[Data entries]
++++++++++
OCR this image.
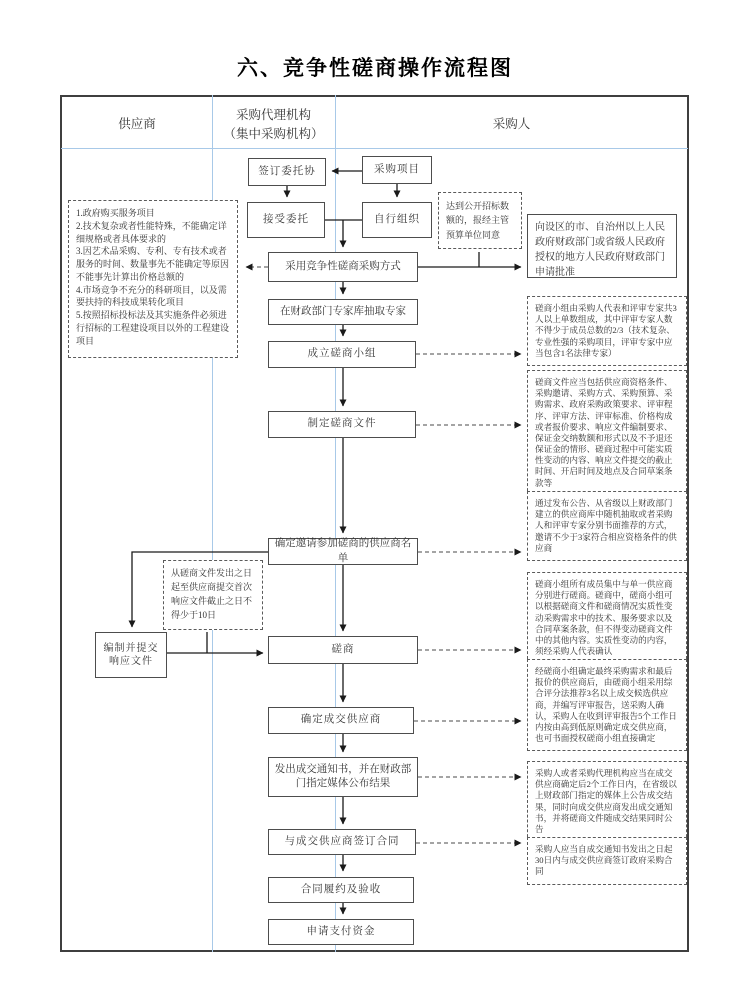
六、竞争性磋商操作流程图
供应商
采购代理机构
（集中采购机构）
采购人
签订委托协	采购项目
接受委托	自行组织
采用竞争性磋商采购方式
向设区的市、自治州以上人民政府财政部门或省级人民政府授权的地方人民政府财政部门申请批准
在财政部门专家库抽取专家
成立磋商小组
制定磋商文件
确定邀请参加磋商的供应商名单
编制并提交响应文件
磋商
确定成交供应商
发出成交通知书，并在财政部门指定媒体公布结果
与成交供应商签订合同
合同履约及验收
申请支付资金
1.政府购买服务项目
2.技术复杂或者性能特殊，不能确定详细规格或者具体要求的
3.因艺术品采购、专利、专有技术或者服务的时间、数量事先不能确定等原因不能事先计算出价格总额的
4.市场竞争不充分的科研项目，以及需要扶持的科技成果转化项目
5.按照招标投标法及其实施条件必须进行招标的工程建设项目以外的工程建设项目
达到公开招标数额的，报经主管预算单位同意
从磋商文件发出之日起至供应商提交首次响应文件截止之日不得少于10日
磋商小组由采购人代表和评审专家共3人以上单数组成，其中评审专家人数不得少于成员总数的2/3（技术复杂、专业性强的采购项目，评审专家中应当包含1名法律专家）
磋商文件应当包括供应商资格条件、采购邀请、采购方式、采购预算、采购需求、政府采购政策要求、评审程序、评审方法、评审标准、价格构成或者报价要求、响应文件编制要求、保证金交纳数额和形式以及不予退还保证金的情形、磋商过程中可能实质性变动的内容、响应文件提交的截止时间、开启时间及地点及合同草案条款等
通过发布公告、从省级以上财政部门建立的供应商库中随机抽取或者采购人和评审专家分别书面推荐的方式，邀请不少于3家符合相应资格条件的供应商
磋商小组所有成员集中与单一供应商分别进行磋商。磋商中，磋商小组可以根据磋商文件和磋商情况实质性变动采购需求中的技术、服务要求以及合同草案条款，但不得变动磋商文件中的其他内容。实质性变动的内容，须经采购人代表确认
经磋商小组确定最终采购需求和最后报价的供应商后，由磋商小组采用综合评分法推荐3名以上成交候选供应商，并编写评审报告，送采购人确认，采购人在收到评审报告5个工作日内按由高到低原则确定成交供应商，也可书面授权磋商小组直接确定
采购人或者采购代理机构应当在成交供应商确定后2个工作日内，在省级以上财政部门指定的媒体上公告成交结果，同时向成交供应商发出成交通知书，并将磋商文件随成交结果同时公告
采购人应当自成交通知书发出之日起30日内与成交供应商签订政府采购合同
++++++++++
What this task involves.
Every record gets retyped exactly; no picture goes into the copy.

The completed task.
OCR this image.
六、竞争性磋商操作流程图
供应商
采购代理机构
（集中采购机构）
采购人
签订委托协	采购项目
接受委托	自行组织
采用竞争性磋商采购方式
向设区的市、自治州以上人民政府财政部门或省级人民政府授权的地方人民政府财政部门申请批准
在财政部门专家库抽取专家
成立磋商小组
制定磋商文件
确定邀请参加磋商的供应商名单
编制并提交响应文件
磋商
确定成交供应商
发出成交通知书，并在财政部门指定媒体公布结果
与成交供应商签订合同
合同履约及验收
申请支付资金
1.政府购买服务项目
2.技术复杂或者性能特殊，不能确定详细规格或者具体要求的
3.因艺术品采购、专利、专有技术或者服务的时间、数量事先不能确定等原因不能事先计算出价格总额的
4.市场竞争不充分的科研项目，以及需要扶持的科技成果转化项目
5.按照招标投标法及其实施条件必须进行招标的工程建设项目以外的工程建设项目
达到公开招标数额的，报经主管预算单位同意
从磋商文件发出之日起至供应商提交首次响应文件截止之日不得少于10日
磋商小组由采购人代表和评审专家共3人以上单数组成，其中评审专家人数不得少于成员总数的2/3（技术复杂、专业性强的采购项目，评审专家中应当包含1名法律专家）
磋商文件应当包括供应商资格条件、采购邀请、采购方式、采购预算、采购需求、政府采购政策要求、评审程序、评审方法、评审标准、价格构成或者报价要求、响应文件编制要求、保证金交纳数额和形式以及不予退还保证金的情形、磋商过程中可能实质性变动的内容、响应文件提交的截止时间、开启时间及地点及合同草案条款等
通过发布公告、从省级以上财政部门建立的供应商库中随机抽取或者采购人和评审专家分别书面推荐的方式，邀请不少于3家符合相应资格条件的供应商
磋商小组所有成员集中与单一供应商分别进行磋商。磋商中，磋商小组可以根据磋商文件和磋商情况实质性变动采购需求中的技术、服务要求以及合同草案条款，但不得变动磋商文件中的其他内容。实质性变动的内容，须经采购人代表确认
经磋商小组确定最终采购需求和最后报价的供应商后，由磋商小组采用综合评分法推荐3名以上成交候选供应商，并编写评审报告，送采购人确认，采购人在收到评审报告5个工作日内按由高到低原则确定成交供应商，也可书面授权磋商小组直接确定
采购人或者采购代理机构应当在成交供应商确定后2个工作日内，在省级以上财政部门指定的媒体上公告成交结果，同时向成交供应商发出成交通知书，并将磋商文件随成交结果同时公告
采购人应当自成交通知书发出之日起30日内与成交供应商签订政府采购合同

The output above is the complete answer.